— AIM —
Return every line of the material exactly.

— ENTRIES SHOWN —
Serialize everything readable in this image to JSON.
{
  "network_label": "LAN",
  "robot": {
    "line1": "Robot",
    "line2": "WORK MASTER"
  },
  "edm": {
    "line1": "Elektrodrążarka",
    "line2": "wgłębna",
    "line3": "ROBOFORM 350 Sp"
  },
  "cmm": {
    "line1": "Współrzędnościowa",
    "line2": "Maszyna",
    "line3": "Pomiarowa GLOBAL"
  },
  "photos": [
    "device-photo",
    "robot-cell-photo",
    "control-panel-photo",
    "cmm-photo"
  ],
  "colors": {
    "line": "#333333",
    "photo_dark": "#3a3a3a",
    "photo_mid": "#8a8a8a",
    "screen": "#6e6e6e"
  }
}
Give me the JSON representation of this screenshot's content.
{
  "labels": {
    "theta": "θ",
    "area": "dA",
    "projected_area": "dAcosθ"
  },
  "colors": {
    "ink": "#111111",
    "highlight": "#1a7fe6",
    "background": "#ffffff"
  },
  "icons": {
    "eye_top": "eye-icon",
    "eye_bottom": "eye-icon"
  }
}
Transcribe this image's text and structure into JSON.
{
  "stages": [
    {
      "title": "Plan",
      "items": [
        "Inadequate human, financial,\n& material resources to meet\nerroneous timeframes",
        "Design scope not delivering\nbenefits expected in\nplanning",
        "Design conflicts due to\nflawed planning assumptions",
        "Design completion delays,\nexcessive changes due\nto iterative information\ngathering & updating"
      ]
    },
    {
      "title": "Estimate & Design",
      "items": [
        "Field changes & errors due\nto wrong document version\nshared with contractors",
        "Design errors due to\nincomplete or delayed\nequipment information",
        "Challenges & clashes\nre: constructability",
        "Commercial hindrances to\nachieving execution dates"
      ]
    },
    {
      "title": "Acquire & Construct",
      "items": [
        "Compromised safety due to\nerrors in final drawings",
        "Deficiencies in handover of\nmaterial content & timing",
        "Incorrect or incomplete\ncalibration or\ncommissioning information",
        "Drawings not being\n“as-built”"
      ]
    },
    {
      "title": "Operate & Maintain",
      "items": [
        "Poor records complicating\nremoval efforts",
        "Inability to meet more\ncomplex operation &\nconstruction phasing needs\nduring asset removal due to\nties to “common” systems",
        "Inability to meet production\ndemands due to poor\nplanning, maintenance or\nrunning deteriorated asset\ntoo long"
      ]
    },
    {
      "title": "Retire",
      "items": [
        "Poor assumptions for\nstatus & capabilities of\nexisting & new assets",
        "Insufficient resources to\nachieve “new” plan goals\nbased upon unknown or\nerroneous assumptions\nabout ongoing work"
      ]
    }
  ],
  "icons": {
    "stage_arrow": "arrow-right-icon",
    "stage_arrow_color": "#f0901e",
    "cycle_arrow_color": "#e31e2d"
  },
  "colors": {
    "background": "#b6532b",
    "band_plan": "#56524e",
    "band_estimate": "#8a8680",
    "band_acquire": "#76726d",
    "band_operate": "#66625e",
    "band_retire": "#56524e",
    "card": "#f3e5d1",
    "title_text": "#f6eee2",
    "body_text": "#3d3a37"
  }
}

— IN RESPONSE —
Serialize everything readable in this image to JSON.
{
  "network_label": "LAN",
  "robot": {
    "line1": "Robot",
    "line2": "WORK MASTER"
  },
  "edm": {
    "line1": "Elektrodrążarka",
    "line2": "wgłębna",
    "line3": "ROBOFORM 350 Sp"
  },
  "cmm": {
    "line1": "Współrzędnościowa",
    "line2": "Maszyna",
    "line3": "Pomiarowa GLOBAL"
  },
  "photos": [
    "device-photo",
    "robot-cell-photo",
    "control-panel-photo",
    "cmm-photo"
  ],
  "colors": {
    "line": "#333333",
    "photo_dark": "#3a3a3a",
    "photo_mid": "#8a8a8a",
    "screen": "#6e6e6e"
  }
}
Give me the JSON representation of this screenshot's content.
{
  "labels": {
    "theta": "θ",
    "area": "dA",
    "projected_area": "dAcosθ"
  },
  "colors": {
    "ink": "#111111",
    "highlight": "#1a7fe6",
    "background": "#ffffff"
  },
  "icons": {
    "eye_top": "eye-icon",
    "eye_bottom": "eye-icon"
  }
}
Transcribe this image's text and structure into JSON.
{
  "stages": [
    {
      "title": "Plan",
      "items": [
        "Inadequate human, financial,\n& material resources to meet\nerroneous timeframes",
        "Design scope not delivering\nbenefits expected in\nplanning",
        "Design conflicts due to\nflawed planning assumptions",
        "Design completion delays,\nexcessive changes due\nto iterative information\ngathering & updating"
      ]
    },
    {
      "title": "Estimate & Design",
      "items": [
        "Field changes & errors due\nto wrong document version\nshared with contractors",
        "Design errors due to\nincomplete or delayed\nequipment information",
        "Challenges & clashes\nre: constructability",
        "Commercial hindrances to\nachieving execution dates"
      ]
    },
    {
      "title": "Acquire & Construct",
      "items": [
        "Compromised safety due to\nerrors in final drawings",
        "Deficiencies in handover of\nmaterial content & timing",
        "Incorrect or incomplete\ncalibration or\ncommissioning information",
        "Drawings not being\n“as-built”"
      ]
    },
    {
      "title": "Operate & Maintain",
      "items": [
        "Poor records complicating\nremoval efforts",
        "Inability to meet more\ncomplex operation &\nconstruction phasing needs\nduring asset removal due to\nties to “common” systems",
        "Inability to meet production\ndemands due to poor\nplanning, maintenance or\nrunning deteriorated asset\ntoo long"
      ]
    },
    {
      "title": "Retire",
      "items": [
        "Poor assumptions for\nstatus & capabilities of\nexisting & new assets",
        "Insufficient resources to\nachieve “new” plan goals\nbased upon unknown or\nerroneous assumptions\nabout ongoing work"
      ]
    }
  ],
  "icons": {
    "stage_arrow": "arrow-right-icon",
    "stage_arrow_color": "#f0901e",
    "cycle_arrow_color": "#e31e2d"
  },
  "colors": {
    "background": "#b6532b",
    "band_plan": "#56524e",
    "band_estimate": "#8a8680",
    "band_acquire": "#76726d",
    "band_operate": "#66625e",
    "band_retire": "#56524e",
    "card": "#f3e5d1",
    "title_text": "#f6eee2",
    "body_text": "#3d3a37"
  }
}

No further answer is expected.